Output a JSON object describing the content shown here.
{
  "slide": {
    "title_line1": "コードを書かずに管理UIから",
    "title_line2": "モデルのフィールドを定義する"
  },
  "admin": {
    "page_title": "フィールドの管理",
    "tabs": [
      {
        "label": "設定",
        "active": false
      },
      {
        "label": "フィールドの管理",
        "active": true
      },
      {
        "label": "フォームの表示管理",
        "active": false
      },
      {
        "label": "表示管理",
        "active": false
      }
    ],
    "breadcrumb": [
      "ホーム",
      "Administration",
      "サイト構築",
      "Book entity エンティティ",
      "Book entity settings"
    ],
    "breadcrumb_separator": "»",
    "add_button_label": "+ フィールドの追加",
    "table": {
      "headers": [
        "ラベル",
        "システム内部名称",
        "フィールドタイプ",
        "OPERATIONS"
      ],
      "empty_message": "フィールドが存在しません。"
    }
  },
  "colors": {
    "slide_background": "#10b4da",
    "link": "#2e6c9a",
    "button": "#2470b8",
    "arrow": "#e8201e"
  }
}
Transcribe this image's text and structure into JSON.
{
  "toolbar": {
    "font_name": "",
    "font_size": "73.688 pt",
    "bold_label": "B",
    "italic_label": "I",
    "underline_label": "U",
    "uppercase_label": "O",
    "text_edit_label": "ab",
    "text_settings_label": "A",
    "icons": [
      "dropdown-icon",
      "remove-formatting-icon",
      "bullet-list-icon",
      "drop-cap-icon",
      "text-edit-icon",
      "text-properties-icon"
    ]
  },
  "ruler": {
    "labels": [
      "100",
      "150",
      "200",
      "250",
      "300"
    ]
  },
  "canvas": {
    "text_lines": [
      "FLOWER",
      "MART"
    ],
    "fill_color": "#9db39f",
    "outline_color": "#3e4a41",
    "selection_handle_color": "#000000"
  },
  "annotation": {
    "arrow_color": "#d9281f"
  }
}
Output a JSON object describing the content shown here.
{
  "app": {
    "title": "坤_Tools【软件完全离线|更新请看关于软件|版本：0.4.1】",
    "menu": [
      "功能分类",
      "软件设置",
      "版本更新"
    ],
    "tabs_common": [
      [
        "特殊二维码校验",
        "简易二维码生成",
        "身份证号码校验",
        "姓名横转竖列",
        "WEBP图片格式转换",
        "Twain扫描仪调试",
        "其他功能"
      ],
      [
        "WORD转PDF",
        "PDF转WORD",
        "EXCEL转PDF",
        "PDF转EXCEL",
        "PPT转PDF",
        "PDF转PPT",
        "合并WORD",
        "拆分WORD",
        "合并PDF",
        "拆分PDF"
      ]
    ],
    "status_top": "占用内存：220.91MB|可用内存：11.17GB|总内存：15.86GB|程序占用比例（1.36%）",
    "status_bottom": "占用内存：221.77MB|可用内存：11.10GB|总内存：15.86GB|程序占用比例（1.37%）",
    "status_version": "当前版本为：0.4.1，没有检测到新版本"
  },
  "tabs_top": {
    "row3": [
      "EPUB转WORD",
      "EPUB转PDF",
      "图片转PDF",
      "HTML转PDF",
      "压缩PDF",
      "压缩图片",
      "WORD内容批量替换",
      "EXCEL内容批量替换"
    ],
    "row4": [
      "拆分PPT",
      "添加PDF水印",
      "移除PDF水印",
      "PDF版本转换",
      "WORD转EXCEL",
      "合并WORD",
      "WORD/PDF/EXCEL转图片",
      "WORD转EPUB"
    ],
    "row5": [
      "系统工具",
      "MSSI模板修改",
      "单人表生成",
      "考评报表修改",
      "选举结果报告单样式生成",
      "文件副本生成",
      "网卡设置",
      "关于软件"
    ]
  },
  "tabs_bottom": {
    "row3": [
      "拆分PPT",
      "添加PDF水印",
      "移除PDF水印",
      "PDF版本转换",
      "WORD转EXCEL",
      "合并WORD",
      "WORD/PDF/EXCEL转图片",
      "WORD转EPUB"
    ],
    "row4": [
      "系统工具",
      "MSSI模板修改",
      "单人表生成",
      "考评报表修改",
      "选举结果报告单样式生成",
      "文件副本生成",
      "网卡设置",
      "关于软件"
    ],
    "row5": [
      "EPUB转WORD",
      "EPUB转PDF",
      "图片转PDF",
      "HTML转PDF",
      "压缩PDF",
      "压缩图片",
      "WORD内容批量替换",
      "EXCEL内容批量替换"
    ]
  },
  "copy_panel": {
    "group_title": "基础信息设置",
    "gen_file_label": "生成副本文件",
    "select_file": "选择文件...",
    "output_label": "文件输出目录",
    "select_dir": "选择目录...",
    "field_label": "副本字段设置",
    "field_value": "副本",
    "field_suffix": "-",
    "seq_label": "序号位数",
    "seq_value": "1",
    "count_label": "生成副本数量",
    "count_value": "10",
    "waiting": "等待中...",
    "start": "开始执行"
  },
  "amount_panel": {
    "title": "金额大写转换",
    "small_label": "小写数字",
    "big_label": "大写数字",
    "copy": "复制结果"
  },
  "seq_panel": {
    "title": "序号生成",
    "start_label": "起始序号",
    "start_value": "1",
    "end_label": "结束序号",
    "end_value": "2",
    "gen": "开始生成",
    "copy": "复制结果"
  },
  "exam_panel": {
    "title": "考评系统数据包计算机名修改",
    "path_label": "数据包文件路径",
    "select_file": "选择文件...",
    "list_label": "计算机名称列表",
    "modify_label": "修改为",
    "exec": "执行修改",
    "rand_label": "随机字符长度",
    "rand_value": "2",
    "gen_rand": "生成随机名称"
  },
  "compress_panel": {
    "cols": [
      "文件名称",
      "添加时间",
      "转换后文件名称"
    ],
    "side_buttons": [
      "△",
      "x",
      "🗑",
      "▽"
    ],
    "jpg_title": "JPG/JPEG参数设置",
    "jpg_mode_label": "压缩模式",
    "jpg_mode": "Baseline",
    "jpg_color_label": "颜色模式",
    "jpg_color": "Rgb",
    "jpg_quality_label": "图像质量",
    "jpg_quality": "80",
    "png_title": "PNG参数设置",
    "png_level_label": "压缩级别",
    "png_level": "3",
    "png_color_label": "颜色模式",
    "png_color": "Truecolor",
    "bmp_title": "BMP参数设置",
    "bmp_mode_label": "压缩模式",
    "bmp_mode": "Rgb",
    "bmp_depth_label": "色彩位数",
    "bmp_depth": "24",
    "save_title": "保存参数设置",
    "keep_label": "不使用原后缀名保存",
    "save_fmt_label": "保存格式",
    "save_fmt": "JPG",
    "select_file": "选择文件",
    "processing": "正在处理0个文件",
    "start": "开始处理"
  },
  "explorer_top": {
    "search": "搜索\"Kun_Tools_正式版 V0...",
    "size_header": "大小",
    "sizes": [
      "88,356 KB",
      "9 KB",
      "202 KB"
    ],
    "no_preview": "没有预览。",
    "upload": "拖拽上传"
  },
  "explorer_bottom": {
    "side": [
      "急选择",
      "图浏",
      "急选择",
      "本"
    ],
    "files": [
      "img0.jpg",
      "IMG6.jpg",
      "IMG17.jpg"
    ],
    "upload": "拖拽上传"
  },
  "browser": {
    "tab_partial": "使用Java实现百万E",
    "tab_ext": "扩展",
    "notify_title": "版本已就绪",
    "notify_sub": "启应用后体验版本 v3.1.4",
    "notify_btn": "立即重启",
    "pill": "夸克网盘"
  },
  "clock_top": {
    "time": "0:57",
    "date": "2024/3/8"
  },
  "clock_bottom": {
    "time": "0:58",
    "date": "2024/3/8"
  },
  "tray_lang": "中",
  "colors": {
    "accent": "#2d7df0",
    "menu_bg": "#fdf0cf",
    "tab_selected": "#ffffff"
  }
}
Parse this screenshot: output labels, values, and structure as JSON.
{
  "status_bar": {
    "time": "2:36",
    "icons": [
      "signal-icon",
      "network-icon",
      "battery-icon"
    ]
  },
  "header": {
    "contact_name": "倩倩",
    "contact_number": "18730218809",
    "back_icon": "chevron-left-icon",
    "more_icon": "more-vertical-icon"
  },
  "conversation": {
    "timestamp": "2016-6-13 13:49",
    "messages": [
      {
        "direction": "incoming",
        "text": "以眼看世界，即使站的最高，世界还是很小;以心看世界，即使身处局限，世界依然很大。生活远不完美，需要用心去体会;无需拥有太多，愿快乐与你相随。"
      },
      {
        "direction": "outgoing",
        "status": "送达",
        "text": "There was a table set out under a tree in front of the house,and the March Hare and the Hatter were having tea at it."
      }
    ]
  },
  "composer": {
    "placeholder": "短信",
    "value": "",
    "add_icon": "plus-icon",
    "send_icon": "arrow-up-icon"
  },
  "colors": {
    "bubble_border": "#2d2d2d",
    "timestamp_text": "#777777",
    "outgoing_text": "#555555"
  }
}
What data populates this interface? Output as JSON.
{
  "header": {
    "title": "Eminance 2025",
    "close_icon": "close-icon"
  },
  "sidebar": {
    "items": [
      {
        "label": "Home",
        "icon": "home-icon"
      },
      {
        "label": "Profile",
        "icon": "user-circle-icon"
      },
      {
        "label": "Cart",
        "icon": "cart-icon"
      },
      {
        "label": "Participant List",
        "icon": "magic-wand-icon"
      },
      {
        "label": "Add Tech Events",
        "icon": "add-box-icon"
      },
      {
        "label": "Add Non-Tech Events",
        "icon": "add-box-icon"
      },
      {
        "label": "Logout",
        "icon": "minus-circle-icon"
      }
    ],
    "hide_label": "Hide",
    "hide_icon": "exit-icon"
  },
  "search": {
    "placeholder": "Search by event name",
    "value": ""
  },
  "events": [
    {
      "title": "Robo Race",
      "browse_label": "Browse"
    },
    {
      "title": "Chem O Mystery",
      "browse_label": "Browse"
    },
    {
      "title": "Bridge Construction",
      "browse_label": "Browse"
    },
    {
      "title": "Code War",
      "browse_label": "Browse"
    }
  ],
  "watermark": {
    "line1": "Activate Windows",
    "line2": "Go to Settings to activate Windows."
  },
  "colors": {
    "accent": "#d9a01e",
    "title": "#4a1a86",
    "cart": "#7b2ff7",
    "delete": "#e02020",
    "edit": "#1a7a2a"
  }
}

========================================================================

— The task —
Give the count of lines in the records that contain "structure", and no other text.

— Final answer —
2